## Begin RAW DATA
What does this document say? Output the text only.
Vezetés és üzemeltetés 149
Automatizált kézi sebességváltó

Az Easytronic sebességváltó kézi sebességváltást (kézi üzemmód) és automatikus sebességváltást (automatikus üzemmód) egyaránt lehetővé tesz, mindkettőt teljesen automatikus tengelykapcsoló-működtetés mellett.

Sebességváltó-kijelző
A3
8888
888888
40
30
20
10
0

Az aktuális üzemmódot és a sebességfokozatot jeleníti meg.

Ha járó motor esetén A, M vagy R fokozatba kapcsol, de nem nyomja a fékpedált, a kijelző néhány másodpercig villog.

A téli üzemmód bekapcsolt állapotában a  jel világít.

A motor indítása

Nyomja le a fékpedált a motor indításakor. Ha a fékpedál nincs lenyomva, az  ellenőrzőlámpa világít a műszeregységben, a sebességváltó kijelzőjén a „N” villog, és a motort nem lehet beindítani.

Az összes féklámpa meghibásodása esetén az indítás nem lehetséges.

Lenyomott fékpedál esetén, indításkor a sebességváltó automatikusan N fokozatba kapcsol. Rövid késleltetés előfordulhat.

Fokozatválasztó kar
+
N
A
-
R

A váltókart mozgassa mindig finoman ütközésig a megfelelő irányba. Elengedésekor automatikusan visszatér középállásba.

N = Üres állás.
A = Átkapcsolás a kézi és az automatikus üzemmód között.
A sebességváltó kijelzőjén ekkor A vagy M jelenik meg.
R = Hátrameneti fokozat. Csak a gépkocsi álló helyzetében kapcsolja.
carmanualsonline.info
## End RAW DATA
• _PROBLEM STATEMENT_: Find every line that has "automatikusan" in it, then return those lines.

• _EXERCISE OUTPUT_:
Lenyomott fékpedál esetén, indításkor a sebességváltó automatikusan N fokozatba kapcsol. Rövid késleltetés előfordulhat.
A váltókart mozgassa mindig finoman ütközésig a megfelelő irányba. Elengedésekor automatikusan visszatér középállásba.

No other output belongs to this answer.